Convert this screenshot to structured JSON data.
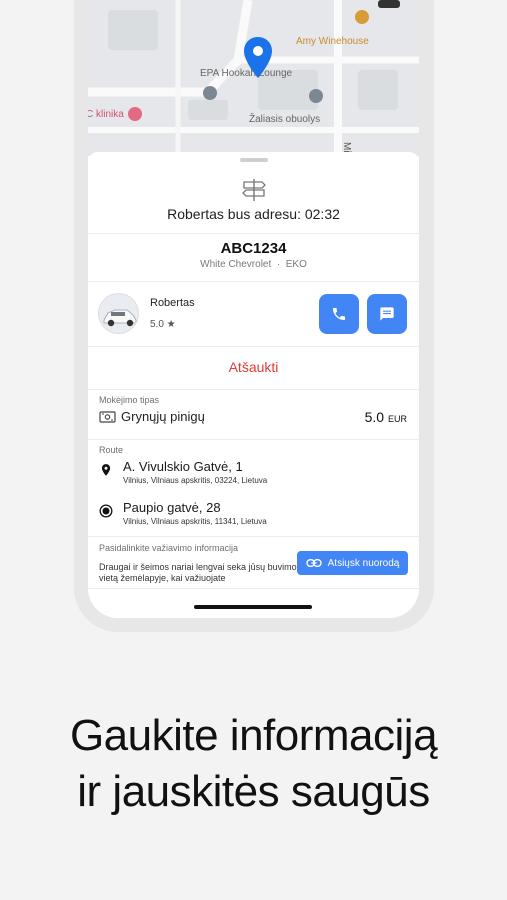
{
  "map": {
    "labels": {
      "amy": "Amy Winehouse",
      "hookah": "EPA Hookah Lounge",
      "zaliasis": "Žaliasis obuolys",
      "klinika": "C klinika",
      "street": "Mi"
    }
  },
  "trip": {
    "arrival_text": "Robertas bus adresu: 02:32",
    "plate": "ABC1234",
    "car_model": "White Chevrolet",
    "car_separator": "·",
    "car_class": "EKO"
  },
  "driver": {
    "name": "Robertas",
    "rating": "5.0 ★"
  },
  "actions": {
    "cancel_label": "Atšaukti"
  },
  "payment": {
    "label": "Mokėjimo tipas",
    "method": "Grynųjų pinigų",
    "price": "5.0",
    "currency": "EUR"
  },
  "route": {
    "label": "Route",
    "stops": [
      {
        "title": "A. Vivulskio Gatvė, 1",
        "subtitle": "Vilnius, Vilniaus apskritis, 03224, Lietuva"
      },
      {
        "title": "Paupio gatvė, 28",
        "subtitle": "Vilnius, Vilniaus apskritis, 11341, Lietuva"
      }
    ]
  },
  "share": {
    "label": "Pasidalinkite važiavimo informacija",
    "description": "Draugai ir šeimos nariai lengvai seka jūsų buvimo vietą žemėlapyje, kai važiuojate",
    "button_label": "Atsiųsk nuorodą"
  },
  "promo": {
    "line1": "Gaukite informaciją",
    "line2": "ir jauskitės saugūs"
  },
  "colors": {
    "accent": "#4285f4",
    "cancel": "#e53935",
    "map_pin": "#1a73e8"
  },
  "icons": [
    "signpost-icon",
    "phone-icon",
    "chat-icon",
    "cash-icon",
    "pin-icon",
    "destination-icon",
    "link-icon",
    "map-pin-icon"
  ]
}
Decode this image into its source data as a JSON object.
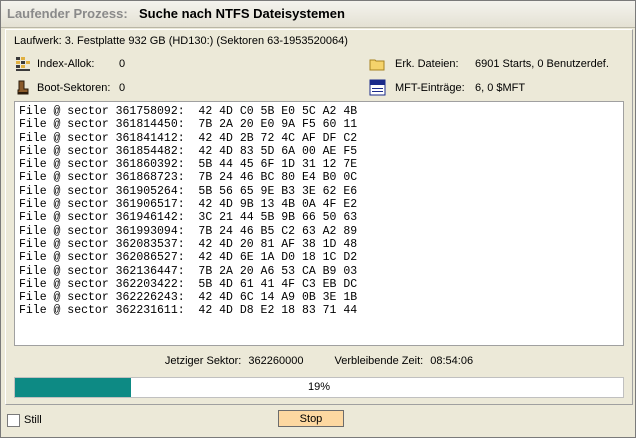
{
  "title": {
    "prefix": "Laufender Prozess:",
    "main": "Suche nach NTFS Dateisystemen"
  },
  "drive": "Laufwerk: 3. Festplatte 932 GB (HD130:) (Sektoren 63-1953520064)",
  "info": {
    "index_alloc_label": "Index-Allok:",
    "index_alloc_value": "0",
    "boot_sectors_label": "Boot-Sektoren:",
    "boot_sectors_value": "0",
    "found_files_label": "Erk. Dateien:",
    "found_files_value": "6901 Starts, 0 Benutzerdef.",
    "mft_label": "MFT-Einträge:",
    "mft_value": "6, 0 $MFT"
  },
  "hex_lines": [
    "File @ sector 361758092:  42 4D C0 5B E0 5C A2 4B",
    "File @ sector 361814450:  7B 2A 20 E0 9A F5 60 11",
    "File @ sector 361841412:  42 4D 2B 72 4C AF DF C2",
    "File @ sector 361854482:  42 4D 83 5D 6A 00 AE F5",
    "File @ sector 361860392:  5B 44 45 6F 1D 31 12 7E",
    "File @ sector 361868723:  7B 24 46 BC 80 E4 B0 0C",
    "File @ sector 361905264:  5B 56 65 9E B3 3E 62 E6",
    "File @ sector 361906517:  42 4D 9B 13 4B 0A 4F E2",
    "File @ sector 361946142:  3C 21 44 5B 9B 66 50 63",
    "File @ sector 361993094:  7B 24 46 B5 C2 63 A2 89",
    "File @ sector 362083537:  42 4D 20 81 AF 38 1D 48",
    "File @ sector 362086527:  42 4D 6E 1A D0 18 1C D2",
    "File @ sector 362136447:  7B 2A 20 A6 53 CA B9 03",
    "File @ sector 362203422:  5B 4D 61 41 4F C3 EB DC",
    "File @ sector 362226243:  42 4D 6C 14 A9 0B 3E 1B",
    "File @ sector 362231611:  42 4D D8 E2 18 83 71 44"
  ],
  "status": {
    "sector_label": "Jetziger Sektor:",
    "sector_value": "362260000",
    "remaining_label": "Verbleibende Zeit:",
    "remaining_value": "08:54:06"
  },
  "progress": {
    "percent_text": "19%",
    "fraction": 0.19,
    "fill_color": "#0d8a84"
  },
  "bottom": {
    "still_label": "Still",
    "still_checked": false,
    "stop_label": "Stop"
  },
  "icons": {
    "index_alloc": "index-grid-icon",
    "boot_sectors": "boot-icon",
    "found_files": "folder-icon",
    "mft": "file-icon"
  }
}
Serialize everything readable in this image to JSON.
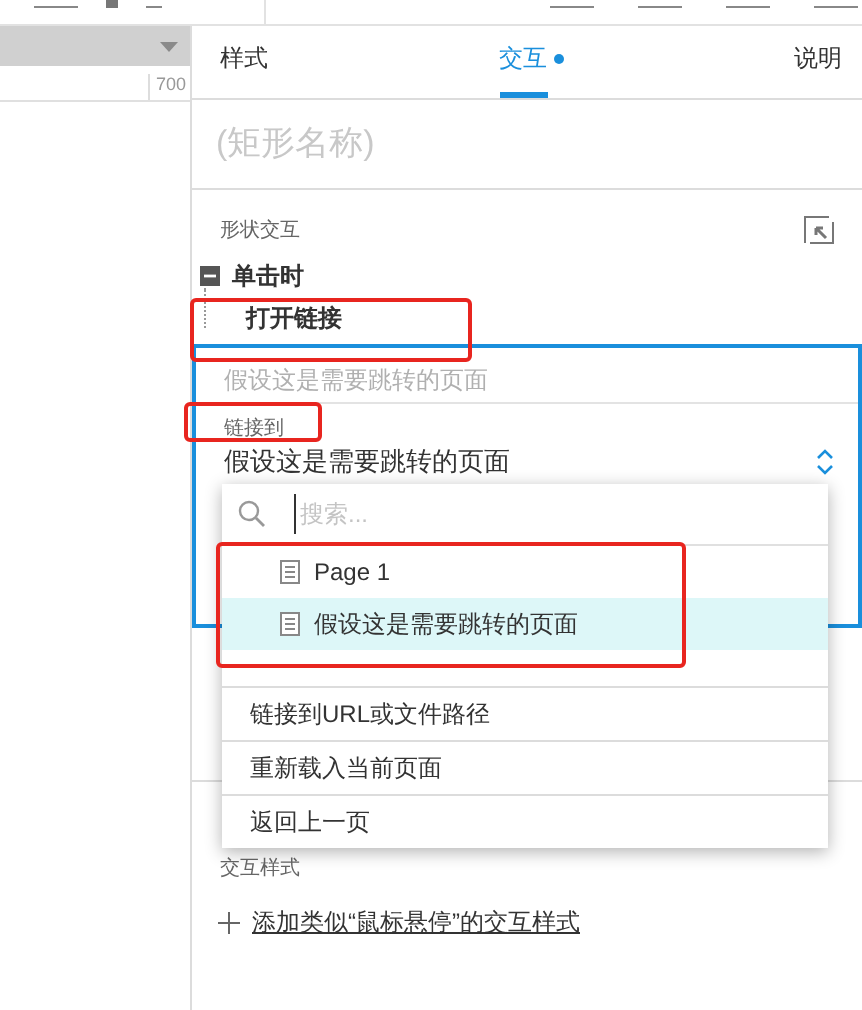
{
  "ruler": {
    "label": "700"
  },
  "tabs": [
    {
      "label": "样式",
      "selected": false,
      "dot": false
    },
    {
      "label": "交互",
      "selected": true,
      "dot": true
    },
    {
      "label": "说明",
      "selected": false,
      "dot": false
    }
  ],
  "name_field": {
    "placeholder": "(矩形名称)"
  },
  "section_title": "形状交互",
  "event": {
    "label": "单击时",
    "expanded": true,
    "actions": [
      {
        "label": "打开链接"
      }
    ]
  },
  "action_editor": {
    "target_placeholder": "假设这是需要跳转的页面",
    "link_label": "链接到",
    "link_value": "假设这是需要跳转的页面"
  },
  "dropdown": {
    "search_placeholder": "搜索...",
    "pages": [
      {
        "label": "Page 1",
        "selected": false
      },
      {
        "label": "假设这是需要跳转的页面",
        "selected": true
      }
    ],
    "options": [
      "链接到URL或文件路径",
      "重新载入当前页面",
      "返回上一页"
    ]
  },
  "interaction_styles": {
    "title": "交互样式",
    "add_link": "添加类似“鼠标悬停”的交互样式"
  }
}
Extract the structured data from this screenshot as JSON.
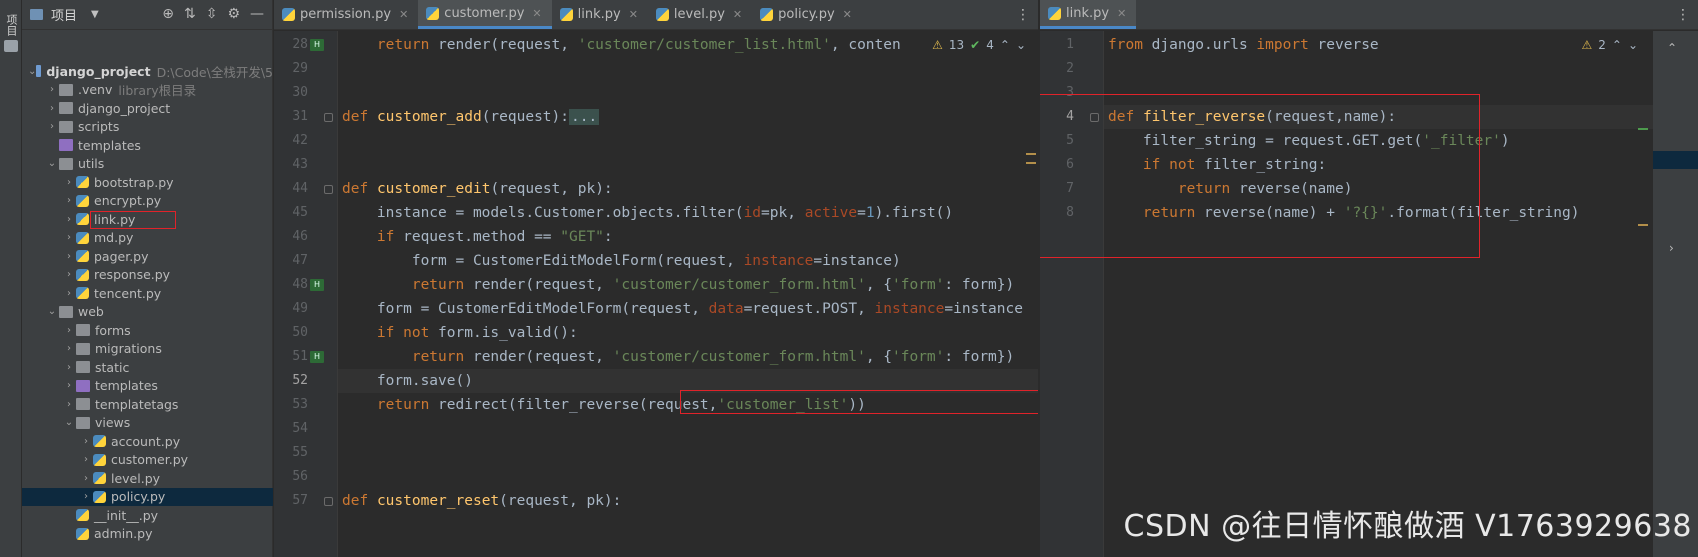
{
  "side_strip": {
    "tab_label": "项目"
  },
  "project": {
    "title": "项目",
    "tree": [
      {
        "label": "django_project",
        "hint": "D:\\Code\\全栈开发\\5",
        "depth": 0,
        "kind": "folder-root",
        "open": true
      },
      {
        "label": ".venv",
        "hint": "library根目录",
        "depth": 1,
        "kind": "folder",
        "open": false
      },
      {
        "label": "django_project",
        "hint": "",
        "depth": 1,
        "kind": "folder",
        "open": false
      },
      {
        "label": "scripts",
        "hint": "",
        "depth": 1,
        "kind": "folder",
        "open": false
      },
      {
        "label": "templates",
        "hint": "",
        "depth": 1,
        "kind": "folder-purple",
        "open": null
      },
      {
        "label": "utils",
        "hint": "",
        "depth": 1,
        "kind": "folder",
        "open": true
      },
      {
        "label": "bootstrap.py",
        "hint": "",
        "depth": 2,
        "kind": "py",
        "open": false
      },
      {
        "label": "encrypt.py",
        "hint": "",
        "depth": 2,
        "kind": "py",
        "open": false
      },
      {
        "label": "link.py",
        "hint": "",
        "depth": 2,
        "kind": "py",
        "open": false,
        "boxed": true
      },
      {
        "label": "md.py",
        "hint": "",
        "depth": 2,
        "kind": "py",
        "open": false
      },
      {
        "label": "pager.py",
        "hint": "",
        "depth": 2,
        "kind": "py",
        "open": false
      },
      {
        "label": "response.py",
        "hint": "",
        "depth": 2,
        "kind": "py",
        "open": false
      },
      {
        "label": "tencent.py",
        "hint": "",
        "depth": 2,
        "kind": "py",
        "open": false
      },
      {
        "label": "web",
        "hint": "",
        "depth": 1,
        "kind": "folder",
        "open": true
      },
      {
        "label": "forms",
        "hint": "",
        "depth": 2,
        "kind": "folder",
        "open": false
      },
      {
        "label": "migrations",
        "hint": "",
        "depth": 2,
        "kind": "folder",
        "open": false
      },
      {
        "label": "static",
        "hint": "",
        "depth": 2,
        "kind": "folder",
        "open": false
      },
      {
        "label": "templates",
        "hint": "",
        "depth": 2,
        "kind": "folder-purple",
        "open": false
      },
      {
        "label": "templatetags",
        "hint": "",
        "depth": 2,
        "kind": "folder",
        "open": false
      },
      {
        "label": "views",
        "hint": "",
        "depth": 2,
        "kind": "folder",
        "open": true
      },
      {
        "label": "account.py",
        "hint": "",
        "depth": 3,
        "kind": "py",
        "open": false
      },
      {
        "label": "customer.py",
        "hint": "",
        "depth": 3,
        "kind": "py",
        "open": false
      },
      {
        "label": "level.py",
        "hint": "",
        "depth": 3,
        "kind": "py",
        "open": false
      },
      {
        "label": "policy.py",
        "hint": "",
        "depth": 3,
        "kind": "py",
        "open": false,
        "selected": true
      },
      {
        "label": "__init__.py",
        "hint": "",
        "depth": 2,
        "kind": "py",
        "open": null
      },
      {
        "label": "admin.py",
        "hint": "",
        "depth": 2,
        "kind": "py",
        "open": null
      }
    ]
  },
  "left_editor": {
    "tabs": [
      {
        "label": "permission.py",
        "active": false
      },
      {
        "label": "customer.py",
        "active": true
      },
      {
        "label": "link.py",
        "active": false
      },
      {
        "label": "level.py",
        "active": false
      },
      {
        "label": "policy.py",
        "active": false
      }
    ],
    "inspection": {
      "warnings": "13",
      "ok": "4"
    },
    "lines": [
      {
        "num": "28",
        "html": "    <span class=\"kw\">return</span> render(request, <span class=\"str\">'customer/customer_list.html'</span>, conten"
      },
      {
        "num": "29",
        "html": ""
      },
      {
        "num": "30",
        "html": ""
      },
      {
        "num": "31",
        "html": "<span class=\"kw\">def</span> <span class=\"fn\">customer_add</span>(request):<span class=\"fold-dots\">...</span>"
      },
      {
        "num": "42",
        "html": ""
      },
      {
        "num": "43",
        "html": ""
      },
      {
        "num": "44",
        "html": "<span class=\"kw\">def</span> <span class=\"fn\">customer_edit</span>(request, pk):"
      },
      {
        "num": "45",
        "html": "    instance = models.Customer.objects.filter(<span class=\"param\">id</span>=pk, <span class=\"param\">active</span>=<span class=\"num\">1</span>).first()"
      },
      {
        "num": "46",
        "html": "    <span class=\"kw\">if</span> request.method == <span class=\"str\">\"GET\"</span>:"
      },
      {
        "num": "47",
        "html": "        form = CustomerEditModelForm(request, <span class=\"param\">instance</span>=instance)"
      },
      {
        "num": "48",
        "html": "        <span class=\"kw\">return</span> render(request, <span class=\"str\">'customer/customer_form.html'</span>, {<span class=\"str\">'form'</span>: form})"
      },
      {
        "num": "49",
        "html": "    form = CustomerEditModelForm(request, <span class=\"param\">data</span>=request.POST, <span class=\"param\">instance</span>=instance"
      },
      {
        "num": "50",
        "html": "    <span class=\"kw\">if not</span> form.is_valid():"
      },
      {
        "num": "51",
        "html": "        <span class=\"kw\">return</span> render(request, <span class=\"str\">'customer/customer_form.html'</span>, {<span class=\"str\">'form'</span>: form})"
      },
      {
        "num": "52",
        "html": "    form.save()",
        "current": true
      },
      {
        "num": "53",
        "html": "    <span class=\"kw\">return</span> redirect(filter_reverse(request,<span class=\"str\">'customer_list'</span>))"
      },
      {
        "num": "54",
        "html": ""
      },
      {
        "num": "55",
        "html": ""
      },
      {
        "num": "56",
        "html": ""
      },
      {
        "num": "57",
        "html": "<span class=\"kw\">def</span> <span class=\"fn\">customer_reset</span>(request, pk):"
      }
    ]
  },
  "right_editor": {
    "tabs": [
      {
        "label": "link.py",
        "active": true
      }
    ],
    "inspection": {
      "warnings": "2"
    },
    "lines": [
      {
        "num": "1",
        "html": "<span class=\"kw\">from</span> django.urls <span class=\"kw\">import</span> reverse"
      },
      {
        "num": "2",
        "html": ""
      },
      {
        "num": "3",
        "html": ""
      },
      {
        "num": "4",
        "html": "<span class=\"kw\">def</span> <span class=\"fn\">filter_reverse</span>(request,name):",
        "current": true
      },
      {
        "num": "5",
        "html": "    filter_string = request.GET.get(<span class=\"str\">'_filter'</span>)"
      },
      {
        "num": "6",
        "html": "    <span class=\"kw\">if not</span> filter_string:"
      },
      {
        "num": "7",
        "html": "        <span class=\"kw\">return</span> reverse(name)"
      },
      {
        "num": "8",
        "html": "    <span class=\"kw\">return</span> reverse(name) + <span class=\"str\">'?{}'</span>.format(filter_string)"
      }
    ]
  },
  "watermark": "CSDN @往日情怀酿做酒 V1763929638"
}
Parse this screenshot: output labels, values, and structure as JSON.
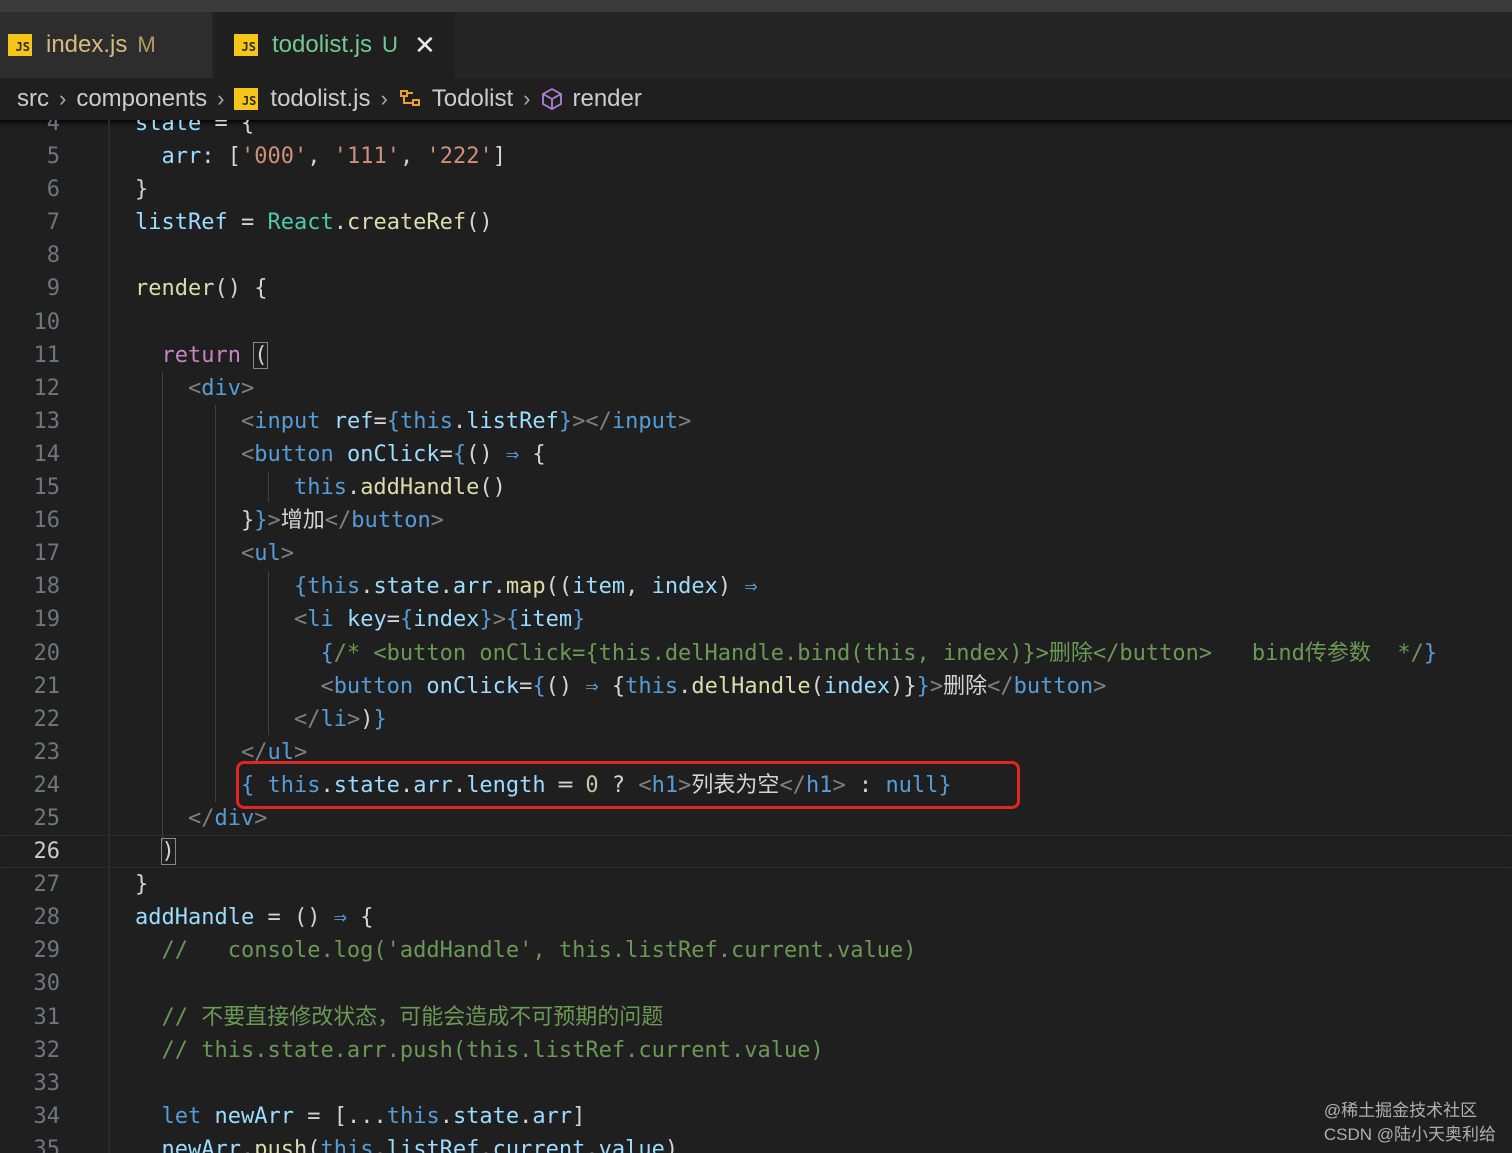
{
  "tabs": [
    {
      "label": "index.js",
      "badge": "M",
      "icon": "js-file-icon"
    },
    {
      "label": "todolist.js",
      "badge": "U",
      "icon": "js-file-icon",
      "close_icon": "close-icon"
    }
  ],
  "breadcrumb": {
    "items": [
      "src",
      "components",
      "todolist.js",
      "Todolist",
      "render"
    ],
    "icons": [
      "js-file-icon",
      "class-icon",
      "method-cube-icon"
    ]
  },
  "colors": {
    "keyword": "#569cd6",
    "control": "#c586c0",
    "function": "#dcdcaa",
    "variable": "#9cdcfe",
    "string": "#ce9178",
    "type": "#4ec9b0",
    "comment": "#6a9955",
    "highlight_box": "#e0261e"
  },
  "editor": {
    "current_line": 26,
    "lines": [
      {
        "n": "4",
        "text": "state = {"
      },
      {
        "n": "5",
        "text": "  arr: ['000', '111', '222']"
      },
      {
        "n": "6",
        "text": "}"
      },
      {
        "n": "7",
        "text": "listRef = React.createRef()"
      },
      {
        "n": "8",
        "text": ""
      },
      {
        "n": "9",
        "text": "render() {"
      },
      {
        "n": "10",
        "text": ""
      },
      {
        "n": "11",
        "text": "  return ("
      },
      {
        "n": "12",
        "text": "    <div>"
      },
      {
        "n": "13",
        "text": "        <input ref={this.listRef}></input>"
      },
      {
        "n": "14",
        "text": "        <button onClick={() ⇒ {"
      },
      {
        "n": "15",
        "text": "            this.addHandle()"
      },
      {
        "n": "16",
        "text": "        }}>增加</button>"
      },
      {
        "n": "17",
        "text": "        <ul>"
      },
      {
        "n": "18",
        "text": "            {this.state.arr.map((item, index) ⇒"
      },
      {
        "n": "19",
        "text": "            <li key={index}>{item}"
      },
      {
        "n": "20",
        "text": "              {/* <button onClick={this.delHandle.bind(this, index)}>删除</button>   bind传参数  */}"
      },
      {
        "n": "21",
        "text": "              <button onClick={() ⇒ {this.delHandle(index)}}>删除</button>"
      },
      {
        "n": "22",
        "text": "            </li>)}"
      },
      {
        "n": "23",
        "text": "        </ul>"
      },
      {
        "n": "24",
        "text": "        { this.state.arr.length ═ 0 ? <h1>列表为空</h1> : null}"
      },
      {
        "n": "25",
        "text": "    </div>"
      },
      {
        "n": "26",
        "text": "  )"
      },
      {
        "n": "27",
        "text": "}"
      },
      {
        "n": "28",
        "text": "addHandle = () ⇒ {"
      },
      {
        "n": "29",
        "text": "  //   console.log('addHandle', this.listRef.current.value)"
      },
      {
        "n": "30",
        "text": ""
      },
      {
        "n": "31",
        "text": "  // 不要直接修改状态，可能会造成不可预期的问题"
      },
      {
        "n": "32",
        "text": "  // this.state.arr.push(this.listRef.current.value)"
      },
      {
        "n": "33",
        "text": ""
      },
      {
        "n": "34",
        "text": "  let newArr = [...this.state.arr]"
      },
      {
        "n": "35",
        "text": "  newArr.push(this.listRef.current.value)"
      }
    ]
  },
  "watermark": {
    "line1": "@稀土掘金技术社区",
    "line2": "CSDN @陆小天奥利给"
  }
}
──────────
• _What you have to do_:
All lines in the data that contain the word "watermark" should be copied.

• _Task answer_:
  "watermark": "CSDN @往日情怀酿做酒 V1763929638"
  "watermark": {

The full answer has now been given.